- **Set task**: Restate the material word for word and leave out anything that is a picture.

- **Dataset entries**:
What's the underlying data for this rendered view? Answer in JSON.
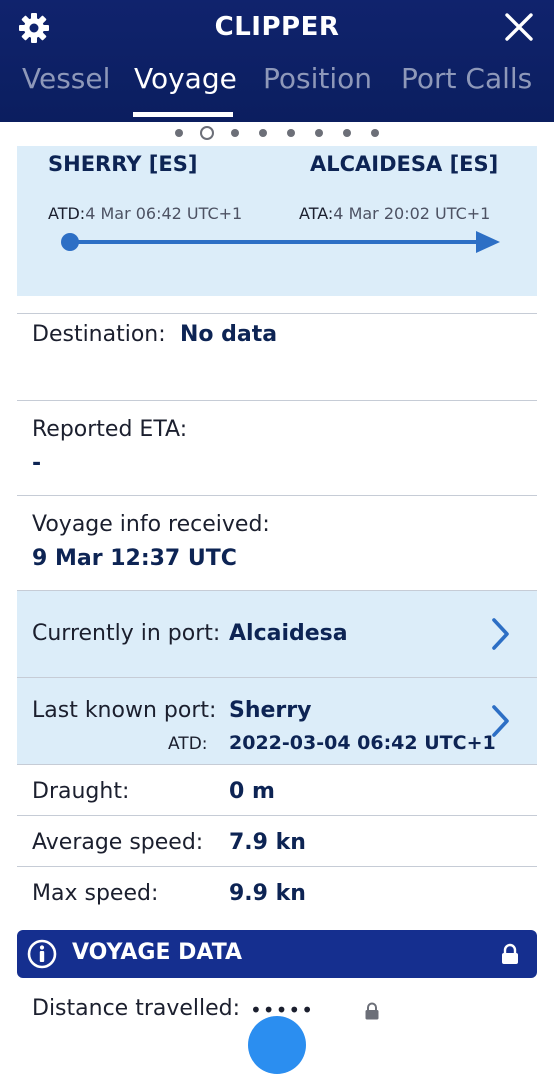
{
  "app": {
    "title": "CLIPPER"
  },
  "tabs": [
    {
      "label": "Vessel"
    },
    {
      "label": "Voyage",
      "active": true
    },
    {
      "label": "Position"
    },
    {
      "label": "Port Calls"
    }
  ],
  "pager": {
    "pages": 8,
    "current": 2
  },
  "route": {
    "from_port": "SHERRY [ES]",
    "to_port": "ALCAIDESA [ES]",
    "atd_label": "ATD:",
    "atd_value": "4 Mar 06:42 UTC+1",
    "ata_label": "ATA:",
    "ata_value": "4 Mar 20:02 UTC+1"
  },
  "destination": {
    "label": "Destination:",
    "value": "No data"
  },
  "reported_eta": {
    "label": "Reported ETA:",
    "value": "-"
  },
  "voyage_info": {
    "label": "Voyage info received:",
    "value": "9 Mar 12:37 UTC"
  },
  "current_port": {
    "label": "Currently in port:",
    "value": "Alcaidesa"
  },
  "last_port": {
    "label": "Last known port:",
    "value": "Sherry",
    "atd_label": "ATD:",
    "atd_value": "2022-03-04 06:42 UTC+1"
  },
  "draught": {
    "label": "Draught:",
    "value": "0 m"
  },
  "avg_speed": {
    "label": "Average speed:",
    "value": "7.9 kn"
  },
  "max_speed": {
    "label": "Max speed:",
    "value": "9.9 kn"
  },
  "voyage_data": {
    "title": "VOYAGE DATA"
  },
  "distance": {
    "label": "Distance travelled:",
    "masked": "•••••"
  },
  "colors": {
    "header": "#10236d",
    "accent": "#2d6fc5",
    "panel": "#dcedf9",
    "section": "#152f8f"
  },
  "icons": [
    "gear-icon",
    "close-icon",
    "chevron-right-icon",
    "info-icon",
    "lock-icon"
  ]
}
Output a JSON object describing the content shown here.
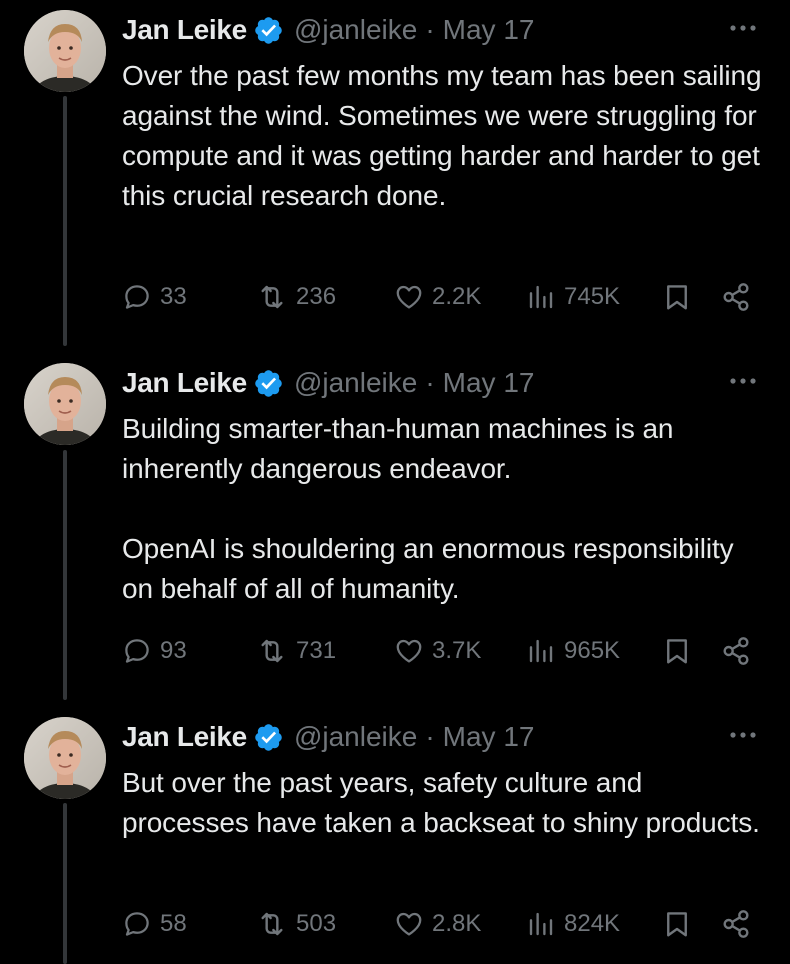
{
  "colors": {
    "background": "#000000",
    "text_primary": "#e7e9ea",
    "text_secondary": "#71767b",
    "verified_badge": "#1d9bf0",
    "thread_line": "#333639"
  },
  "tweets": [
    {
      "author_name": "Jan Leike",
      "handle": "@janleike",
      "separator": "·",
      "date": "May 17",
      "text": "Over the past few months my team has been sailing against the wind. Sometimes we were struggling for compute and it was getting harder and harder to get this crucial research done.",
      "replies": "33",
      "reposts": "236",
      "likes": "2.2K",
      "views": "745K"
    },
    {
      "author_name": "Jan Leike",
      "handle": "@janleike",
      "separator": "·",
      "date": "May 17",
      "text": "Building smarter-than-human machines is an inherently dangerous endeavor.\n\nOpenAI is shouldering an enormous responsibility on behalf of all of humanity.",
      "replies": "93",
      "reposts": "731",
      "likes": "3.7K",
      "views": "965K"
    },
    {
      "author_name": "Jan Leike",
      "handle": "@janleike",
      "separator": "·",
      "date": "May 17",
      "text": "But over the past years, safety culture and processes have taken a backseat to shiny products.",
      "replies": "58",
      "reposts": "503",
      "likes": "2.8K",
      "views": "824K"
    }
  ],
  "icons": {
    "verified": "verified-badge-icon",
    "more": "more-options-icon",
    "reply": "reply-icon",
    "repost": "repost-icon",
    "like": "like-icon",
    "views": "views-icon",
    "bookmark": "bookmark-icon",
    "share": "share-icon"
  }
}
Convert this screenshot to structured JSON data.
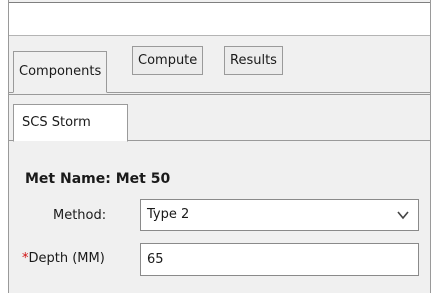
{
  "outer_tabs": [
    {
      "label": "Components",
      "active": true
    },
    {
      "label": "Compute",
      "active": false
    },
    {
      "label": "Results",
      "active": false
    }
  ],
  "inner_tabs": [
    {
      "label": "SCS Storm",
      "active": true
    }
  ],
  "met": {
    "name_label": "Met Name: Met 50"
  },
  "method": {
    "label": "Method:",
    "value": "Type 2",
    "icon": "chevron-down-icon"
  },
  "depth": {
    "required_marker": "*",
    "label": "Depth (MM)",
    "value": "65"
  },
  "colors": {
    "required": "#d01010",
    "panel_bg": "#f0f0f0"
  }
}
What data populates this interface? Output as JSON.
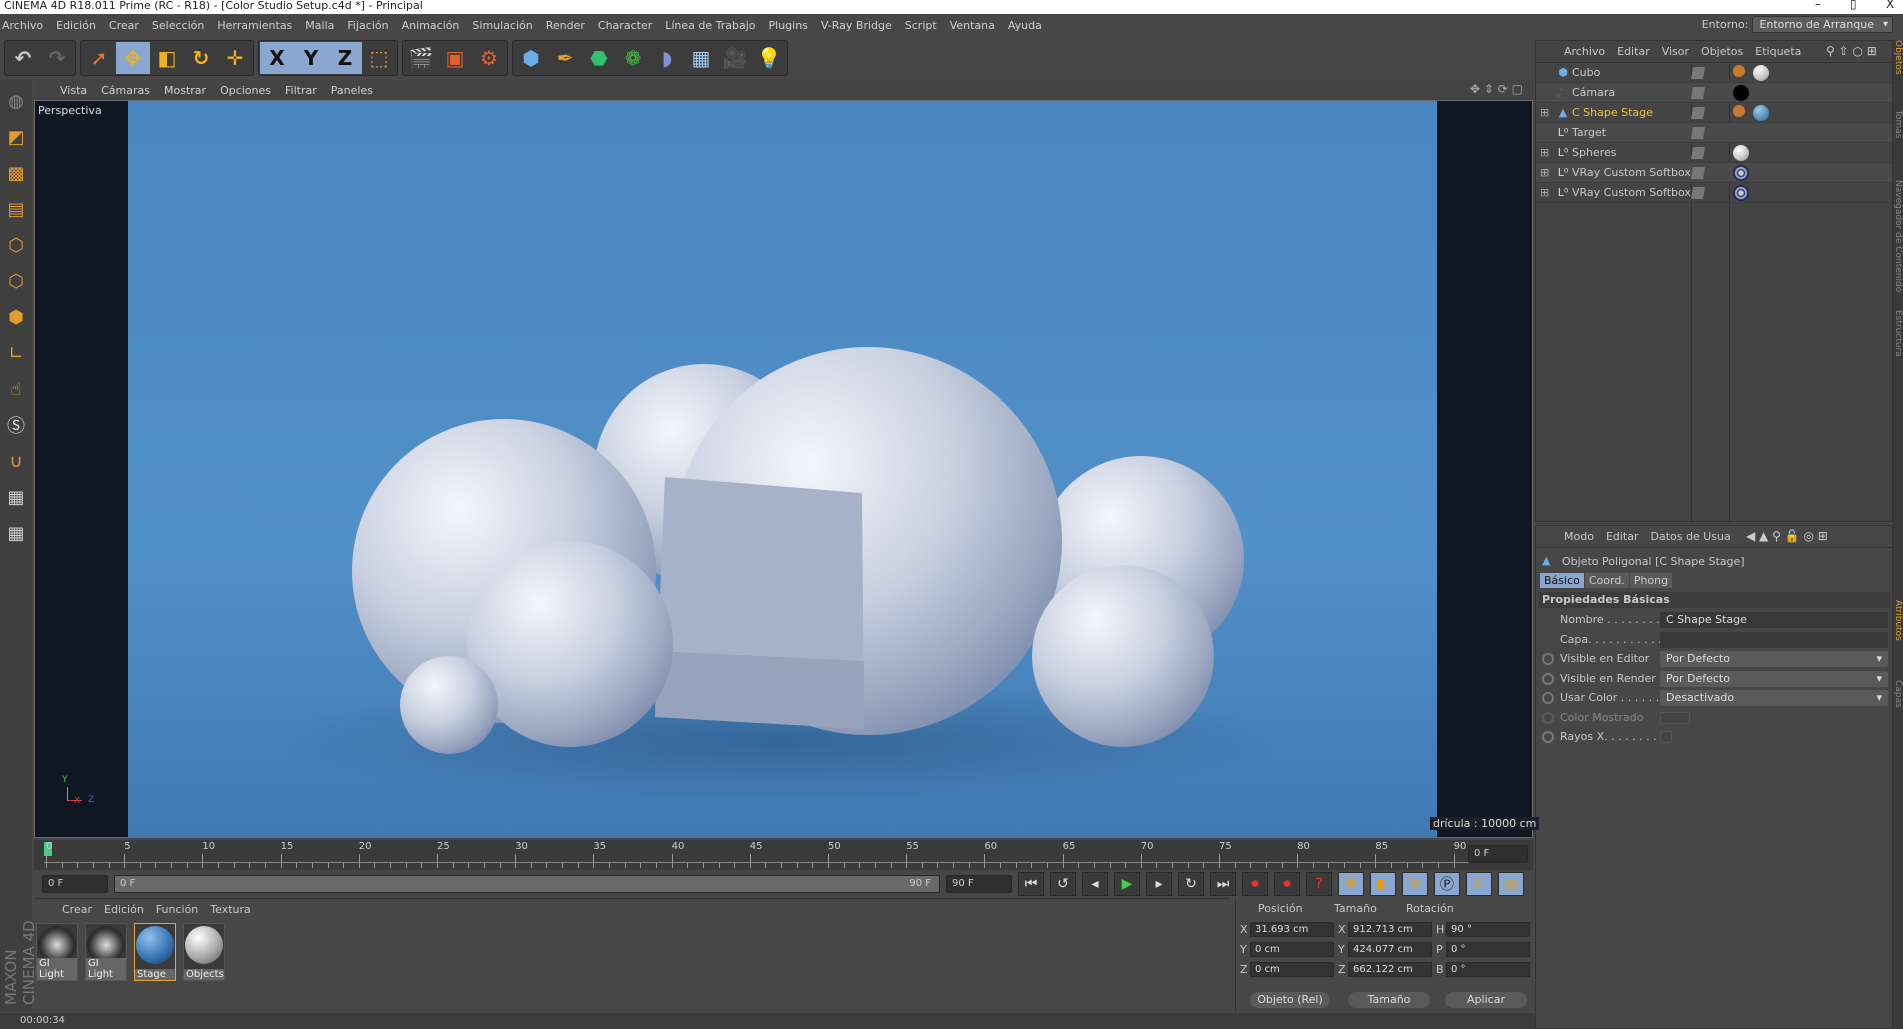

- **Final answer**:
What's the underlying data for this rendered view? Answer in JSON.
{
  "app": {
    "title": "CLIPPER"
  },
  "tabs": [
    {
      "label": "Vessel"
    },
    {
      "label": "Voyage",
      "active": true
    },
    {
      "label": "Position"
    },
    {
      "label": "Port Calls"
    }
  ],
  "pager": {
    "pages": 8,
    "current": 2
  },
  "route": {
    "from_port": "SHERRY [ES]",
    "to_port": "ALCAIDESA [ES]",
    "atd_label": "ATD:",
    "atd_value": "4 Mar 06:42 UTC+1",
    "ata_label": "ATA:",
    "ata_value": "4 Mar 20:02 UTC+1"
  },
  "destination": {
    "label": "Destination:",
    "value": "No data"
  },
  "reported_eta": {
    "label": "Reported ETA:",
    "value": "-"
  },
  "voyage_info": {
    "label": "Voyage info received:",
    "value": "9 Mar 12:37 UTC"
  },
  "current_port": {
    "label": "Currently in port:",
    "value": "Alcaidesa"
  },
  "last_port": {
    "label": "Last known port:",
    "value": "Sherry",
    "atd_label": "ATD:",
    "atd_value": "2022-03-04 06:42 UTC+1"
  },
  "draught": {
    "label": "Draught:",
    "value": "0 m"
  },
  "avg_speed": {
    "label": "Average speed:",
    "value": "7.9 kn"
  },
  "max_speed": {
    "label": "Max speed:",
    "value": "9.9 kn"
  },
  "voyage_data": {
    "title": "VOYAGE DATA"
  },
  "distance": {
    "label": "Distance travelled:",
    "masked": "•••••"
  },
  "colors": {
    "header": "#10236d",
    "accent": "#2d6fc5",
    "panel": "#dcedf9",
    "section": "#152f8f"
  },
  "icons": [
    "gear-icon",
    "close-icon",
    "chevron-right-icon",
    "info-icon",
    "lock-icon"
  ]
}
Output a JSON object describing the content shown here.
{
  "colors": {
    "background": "#000000",
    "text_primary": "#e7e9ea",
    "text_secondary": "#71767b",
    "verified_badge": "#1d9bf0",
    "thread_line": "#333639"
  },
  "tweets": [
    {
      "author_name": "Jan Leike",
      "handle": "@janleike",
      "separator": "·",
      "date": "May 17",
      "text": "Over the past few months my team has been sailing against the wind. Sometimes we were struggling for compute and it was getting harder and harder to get this crucial research done.",
      "replies": "33",
      "reposts": "236",
      "likes": "2.2K",
      "views": "745K"
    },
    {
      "author_name": "Jan Leike",
      "handle": "@janleike",
      "separator": "·",
      "date": "May 17",
      "text": "Building smarter-than-human machines is an inherently dangerous endeavor.\n\nOpenAI is shouldering an enormous responsibility on behalf of all of humanity.",
      "replies": "93",
      "reposts": "731",
      "likes": "3.7K",
      "views": "965K"
    },
    {
      "author_name": "Jan Leike",
      "handle": "@janleike",
      "separator": "·",
      "date": "May 17",
      "text": "But over the past years, safety culture and processes have taken a backseat to shiny products.",
      "replies": "58",
      "reposts": "503",
      "likes": "2.8K",
      "views": "824K"
    }
  ],
  "icons": {
    "verified": "verified-badge-icon",
    "more": "more-options-icon",
    "reply": "reply-icon",
    "repost": "repost-icon",
    "like": "like-icon",
    "views": "views-icon",
    "bookmark": "bookmark-icon",
    "share": "share-icon"
  }
}
Convert this screenshot to structured JSON data.
{
  "outer_tabs": [
    {
      "label": "Components",
      "active": true
    },
    {
      "label": "Compute",
      "active": false
    },
    {
      "label": "Results",
      "active": false
    }
  ],
  "inner_tabs": [
    {
      "label": "SCS Storm",
      "active": true
    }
  ],
  "met": {
    "name_label": "Met Name: Met 50"
  },
  "method": {
    "label": "Method:",
    "value": "Type 2",
    "icon": "chevron-down-icon"
  },
  "depth": {
    "required_marker": "*",
    "label": "Depth (MM)",
    "value": "65"
  },
  "colors": {
    "required": "#d01010",
    "panel_bg": "#f0f0f0"
  }
}
What data populates this interface? Output as JSON.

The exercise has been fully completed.